## Objective
Copy each line below in which the string "Сумма" occurs.

## Data supplied

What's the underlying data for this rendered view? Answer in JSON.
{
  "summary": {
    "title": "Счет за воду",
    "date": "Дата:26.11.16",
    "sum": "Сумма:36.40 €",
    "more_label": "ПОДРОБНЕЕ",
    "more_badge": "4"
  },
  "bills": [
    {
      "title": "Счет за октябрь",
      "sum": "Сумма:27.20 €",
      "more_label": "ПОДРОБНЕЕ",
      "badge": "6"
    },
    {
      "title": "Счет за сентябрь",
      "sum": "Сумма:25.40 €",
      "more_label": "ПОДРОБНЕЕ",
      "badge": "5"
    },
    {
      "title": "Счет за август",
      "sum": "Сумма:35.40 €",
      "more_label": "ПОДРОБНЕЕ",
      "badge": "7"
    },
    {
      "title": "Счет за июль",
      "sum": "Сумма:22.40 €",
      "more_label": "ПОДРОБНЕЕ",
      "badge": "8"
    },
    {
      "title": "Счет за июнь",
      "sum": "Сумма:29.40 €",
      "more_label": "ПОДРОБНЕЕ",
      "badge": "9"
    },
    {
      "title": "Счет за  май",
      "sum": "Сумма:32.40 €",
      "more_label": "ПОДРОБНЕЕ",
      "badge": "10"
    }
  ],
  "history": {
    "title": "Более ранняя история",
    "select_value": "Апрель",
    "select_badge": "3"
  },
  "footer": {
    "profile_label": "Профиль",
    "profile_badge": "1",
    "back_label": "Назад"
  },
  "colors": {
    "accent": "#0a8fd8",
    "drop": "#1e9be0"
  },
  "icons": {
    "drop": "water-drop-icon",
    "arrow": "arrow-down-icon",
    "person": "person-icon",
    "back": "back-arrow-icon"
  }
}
==
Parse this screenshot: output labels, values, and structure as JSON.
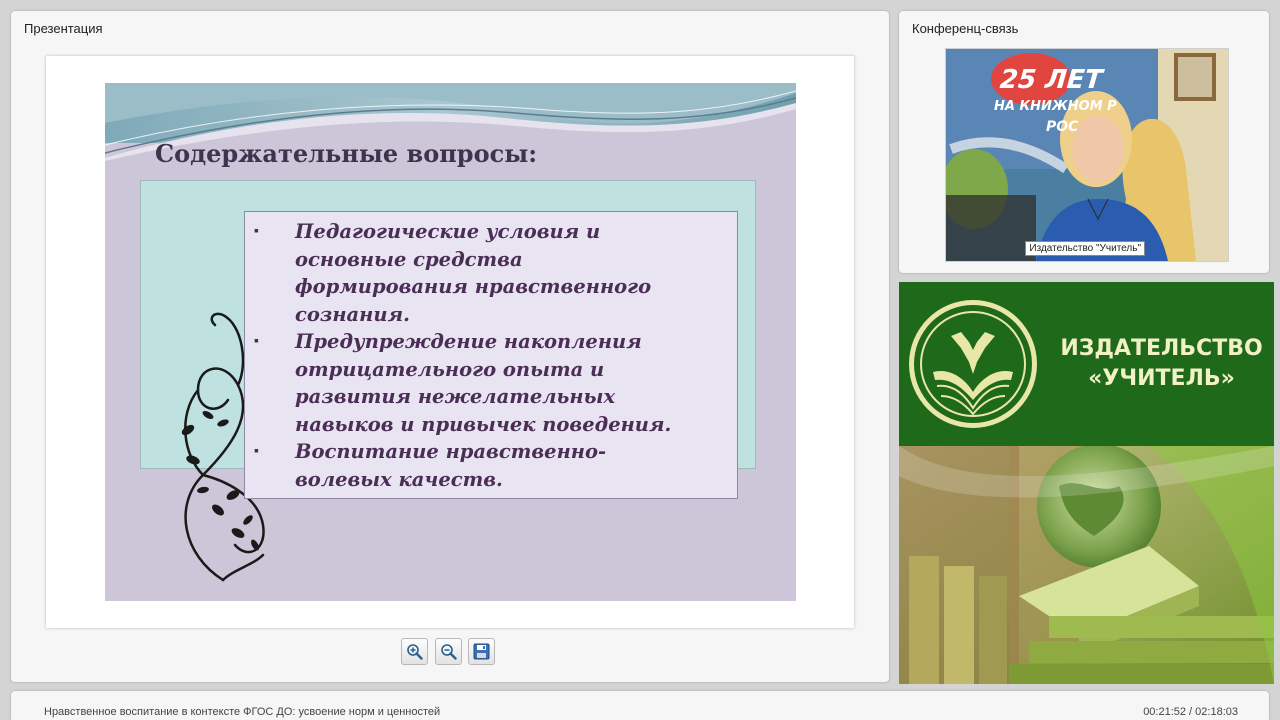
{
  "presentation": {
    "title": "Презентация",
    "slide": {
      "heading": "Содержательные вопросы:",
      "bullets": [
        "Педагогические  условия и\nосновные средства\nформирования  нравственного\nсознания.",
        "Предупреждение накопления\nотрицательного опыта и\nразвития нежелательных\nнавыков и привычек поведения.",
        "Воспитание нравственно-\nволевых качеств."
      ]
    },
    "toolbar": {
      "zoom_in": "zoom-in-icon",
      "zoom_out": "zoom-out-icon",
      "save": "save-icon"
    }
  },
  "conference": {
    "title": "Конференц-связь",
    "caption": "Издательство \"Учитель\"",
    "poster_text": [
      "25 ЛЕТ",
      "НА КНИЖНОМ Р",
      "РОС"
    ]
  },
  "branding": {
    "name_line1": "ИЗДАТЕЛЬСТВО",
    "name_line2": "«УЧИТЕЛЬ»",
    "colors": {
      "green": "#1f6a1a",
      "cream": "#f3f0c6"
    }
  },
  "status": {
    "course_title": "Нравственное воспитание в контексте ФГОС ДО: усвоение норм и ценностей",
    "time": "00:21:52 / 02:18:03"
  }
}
...
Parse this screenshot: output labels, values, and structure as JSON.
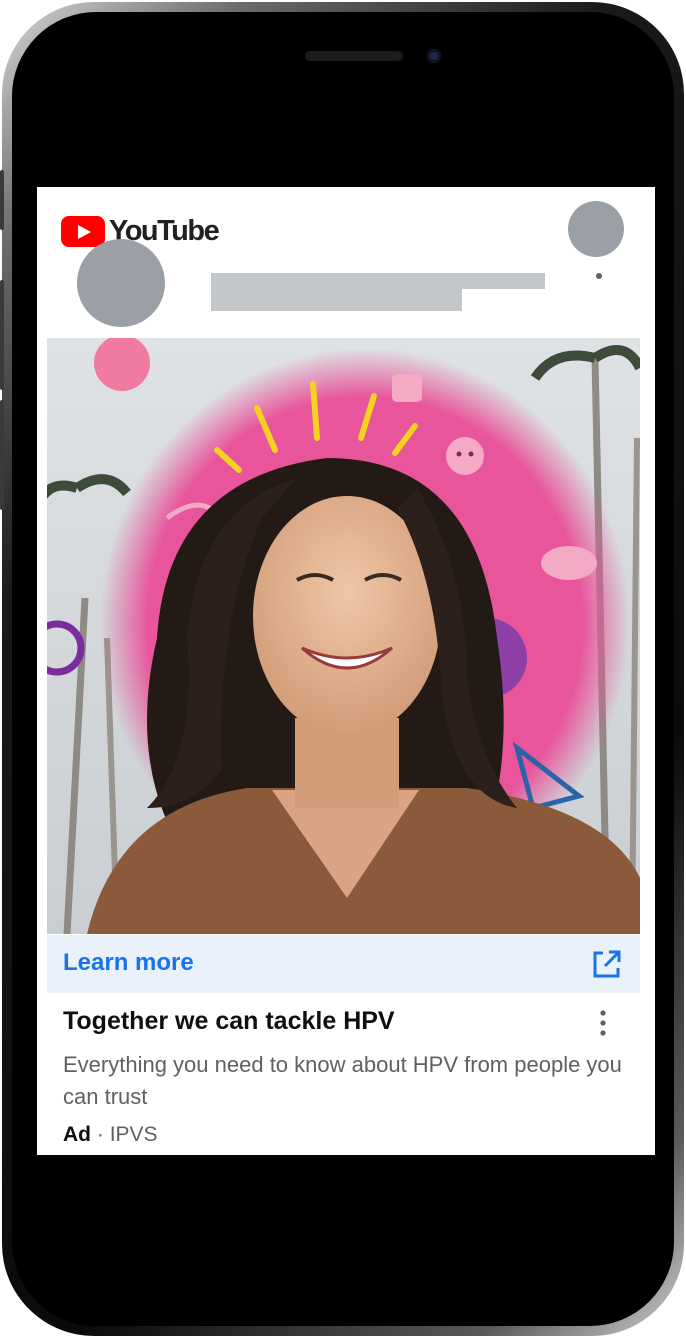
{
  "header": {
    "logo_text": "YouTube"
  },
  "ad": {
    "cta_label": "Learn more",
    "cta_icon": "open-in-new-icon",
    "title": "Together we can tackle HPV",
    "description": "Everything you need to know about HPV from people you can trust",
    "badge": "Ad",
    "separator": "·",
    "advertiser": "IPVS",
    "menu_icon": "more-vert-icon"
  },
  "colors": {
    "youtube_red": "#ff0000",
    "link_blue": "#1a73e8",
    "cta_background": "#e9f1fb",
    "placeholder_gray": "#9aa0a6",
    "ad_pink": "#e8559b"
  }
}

## Result for this exercise
    "sum": "Сумма:36.40 €",
      "sum": "Сумма:27.20 €",
      "sum": "Сумма:25.40 €",
      "sum": "Сумма:35.40 €",
      "sum": "Сумма:22.40 €",
      "sum": "Сумма:29.40 €",
      "sum": "Сумма:32.40 €",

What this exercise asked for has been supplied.